**作業指示**
エントリの先頭行から「foreign-language-link[interactable]: Foreign language」を含む行までを、一字一句変えずに引用してください。最初と最後の行も含めます。

(要素の位置一覧)
· · · · ·

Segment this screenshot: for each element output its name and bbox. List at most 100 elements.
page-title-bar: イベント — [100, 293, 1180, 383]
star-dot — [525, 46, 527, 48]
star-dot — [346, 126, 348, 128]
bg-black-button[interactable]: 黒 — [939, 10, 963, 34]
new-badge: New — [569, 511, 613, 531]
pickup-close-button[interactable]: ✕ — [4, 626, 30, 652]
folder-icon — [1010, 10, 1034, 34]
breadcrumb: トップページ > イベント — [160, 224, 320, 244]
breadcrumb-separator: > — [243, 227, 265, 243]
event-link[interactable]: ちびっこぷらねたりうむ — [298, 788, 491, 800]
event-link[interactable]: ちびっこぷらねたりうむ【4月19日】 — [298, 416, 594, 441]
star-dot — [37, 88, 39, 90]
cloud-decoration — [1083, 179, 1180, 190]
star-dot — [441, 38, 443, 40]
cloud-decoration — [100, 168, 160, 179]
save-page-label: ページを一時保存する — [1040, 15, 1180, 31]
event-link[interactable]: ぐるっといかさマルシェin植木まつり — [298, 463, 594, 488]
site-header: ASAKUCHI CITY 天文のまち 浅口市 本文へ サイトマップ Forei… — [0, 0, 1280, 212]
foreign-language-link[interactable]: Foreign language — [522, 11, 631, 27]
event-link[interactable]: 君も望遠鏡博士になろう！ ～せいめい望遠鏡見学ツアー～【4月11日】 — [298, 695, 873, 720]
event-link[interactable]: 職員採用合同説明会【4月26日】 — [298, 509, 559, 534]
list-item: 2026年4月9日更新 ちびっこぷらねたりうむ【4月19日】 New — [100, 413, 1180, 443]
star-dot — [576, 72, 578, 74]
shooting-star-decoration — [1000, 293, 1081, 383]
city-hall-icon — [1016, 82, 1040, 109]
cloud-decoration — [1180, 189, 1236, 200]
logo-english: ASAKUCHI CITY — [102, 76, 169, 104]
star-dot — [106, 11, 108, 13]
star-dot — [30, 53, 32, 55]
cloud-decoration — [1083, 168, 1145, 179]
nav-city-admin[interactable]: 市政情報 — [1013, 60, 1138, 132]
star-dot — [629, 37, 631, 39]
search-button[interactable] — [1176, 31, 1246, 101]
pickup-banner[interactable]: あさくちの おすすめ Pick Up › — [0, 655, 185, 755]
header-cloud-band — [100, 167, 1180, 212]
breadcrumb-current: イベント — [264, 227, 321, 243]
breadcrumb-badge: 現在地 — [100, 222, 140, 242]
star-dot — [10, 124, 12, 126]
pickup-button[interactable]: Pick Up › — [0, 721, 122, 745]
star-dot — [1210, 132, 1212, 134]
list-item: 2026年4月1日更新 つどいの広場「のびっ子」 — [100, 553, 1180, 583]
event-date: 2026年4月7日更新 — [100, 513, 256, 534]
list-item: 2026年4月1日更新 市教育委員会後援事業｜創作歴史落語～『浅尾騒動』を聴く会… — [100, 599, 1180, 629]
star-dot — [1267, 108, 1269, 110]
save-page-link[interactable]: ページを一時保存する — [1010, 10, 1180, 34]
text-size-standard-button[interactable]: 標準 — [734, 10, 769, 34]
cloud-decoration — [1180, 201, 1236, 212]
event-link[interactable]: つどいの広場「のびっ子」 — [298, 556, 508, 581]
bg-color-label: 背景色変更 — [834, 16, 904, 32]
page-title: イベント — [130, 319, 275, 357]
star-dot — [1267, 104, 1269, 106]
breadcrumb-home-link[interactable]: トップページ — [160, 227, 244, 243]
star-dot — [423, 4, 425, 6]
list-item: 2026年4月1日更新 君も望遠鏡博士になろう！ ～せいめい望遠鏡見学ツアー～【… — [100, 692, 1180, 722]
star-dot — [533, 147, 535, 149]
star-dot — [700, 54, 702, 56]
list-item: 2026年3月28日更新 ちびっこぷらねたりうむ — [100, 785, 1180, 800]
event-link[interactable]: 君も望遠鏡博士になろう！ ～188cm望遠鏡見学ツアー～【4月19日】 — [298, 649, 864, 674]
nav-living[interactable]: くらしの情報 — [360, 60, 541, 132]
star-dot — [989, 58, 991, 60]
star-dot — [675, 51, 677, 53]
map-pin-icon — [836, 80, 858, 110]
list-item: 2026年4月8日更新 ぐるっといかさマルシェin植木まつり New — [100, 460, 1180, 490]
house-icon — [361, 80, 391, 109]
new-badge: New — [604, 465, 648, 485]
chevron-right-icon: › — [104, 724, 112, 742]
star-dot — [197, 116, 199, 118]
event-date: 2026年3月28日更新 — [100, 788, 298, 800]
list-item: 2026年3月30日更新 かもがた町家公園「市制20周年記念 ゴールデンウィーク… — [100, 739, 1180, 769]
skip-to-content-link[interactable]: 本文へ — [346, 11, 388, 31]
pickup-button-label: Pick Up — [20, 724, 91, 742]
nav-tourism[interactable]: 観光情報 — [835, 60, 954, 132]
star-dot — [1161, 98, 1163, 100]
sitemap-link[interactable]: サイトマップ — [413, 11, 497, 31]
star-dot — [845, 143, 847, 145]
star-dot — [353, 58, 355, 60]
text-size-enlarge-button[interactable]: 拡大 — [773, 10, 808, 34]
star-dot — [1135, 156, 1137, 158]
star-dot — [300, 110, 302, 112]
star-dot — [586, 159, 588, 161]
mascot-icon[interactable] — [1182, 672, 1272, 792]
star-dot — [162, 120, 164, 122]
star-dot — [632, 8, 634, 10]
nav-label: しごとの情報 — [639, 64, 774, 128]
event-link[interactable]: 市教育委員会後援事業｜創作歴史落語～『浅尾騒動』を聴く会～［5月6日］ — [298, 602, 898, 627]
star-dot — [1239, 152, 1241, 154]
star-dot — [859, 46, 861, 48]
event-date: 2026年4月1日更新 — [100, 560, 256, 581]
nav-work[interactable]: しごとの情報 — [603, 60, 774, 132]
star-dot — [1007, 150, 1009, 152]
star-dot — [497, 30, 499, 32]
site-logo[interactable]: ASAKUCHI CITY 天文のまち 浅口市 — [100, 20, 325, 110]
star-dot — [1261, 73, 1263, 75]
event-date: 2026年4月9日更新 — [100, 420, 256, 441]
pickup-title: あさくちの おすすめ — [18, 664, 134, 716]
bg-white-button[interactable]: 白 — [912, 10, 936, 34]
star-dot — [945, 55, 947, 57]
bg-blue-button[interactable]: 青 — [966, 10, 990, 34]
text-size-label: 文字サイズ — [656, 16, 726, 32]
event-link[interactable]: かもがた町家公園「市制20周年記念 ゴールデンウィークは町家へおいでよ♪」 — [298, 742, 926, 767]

· · · · ·

**以下に回答**
Segment this screenshot: for each element output its name and bbox. List at most 100 elements.
page-title-bar: イベント — [100, 293, 1180, 383]
star-dot — [525, 46, 527, 48]
star-dot — [346, 126, 348, 128]
bg-black-button[interactable]: 黒 — [939, 10, 963, 34]
new-badge: New — [569, 511, 613, 531]
pickup-close-button[interactable]: ✕ — [4, 626, 30, 652]
folder-icon — [1010, 10, 1034, 34]
breadcrumb: トップページ > イベント — [160, 224, 320, 244]
breadcrumb-separator: > — [243, 227, 265, 243]
event-link[interactable]: ちびっこぷらねたりうむ — [298, 788, 491, 800]
event-link[interactable]: ちびっこぷらねたりうむ【4月19日】 — [298, 416, 594, 441]
star-dot — [37, 88, 39, 90]
cloud-decoration — [1083, 179, 1180, 190]
star-dot — [441, 38, 443, 40]
cloud-decoration — [100, 168, 160, 179]
save-page-label: ページを一時保存する — [1040, 15, 1180, 31]
event-link[interactable]: ぐるっといかさマルシェin植木まつり — [298, 463, 594, 488]
site-header: ASAKUCHI CITY 天文のまち 浅口市 本文へ サイトマップ Forei… — [0, 0, 1280, 212]
foreign-language-link[interactable]: Foreign language — [522, 11, 631, 27]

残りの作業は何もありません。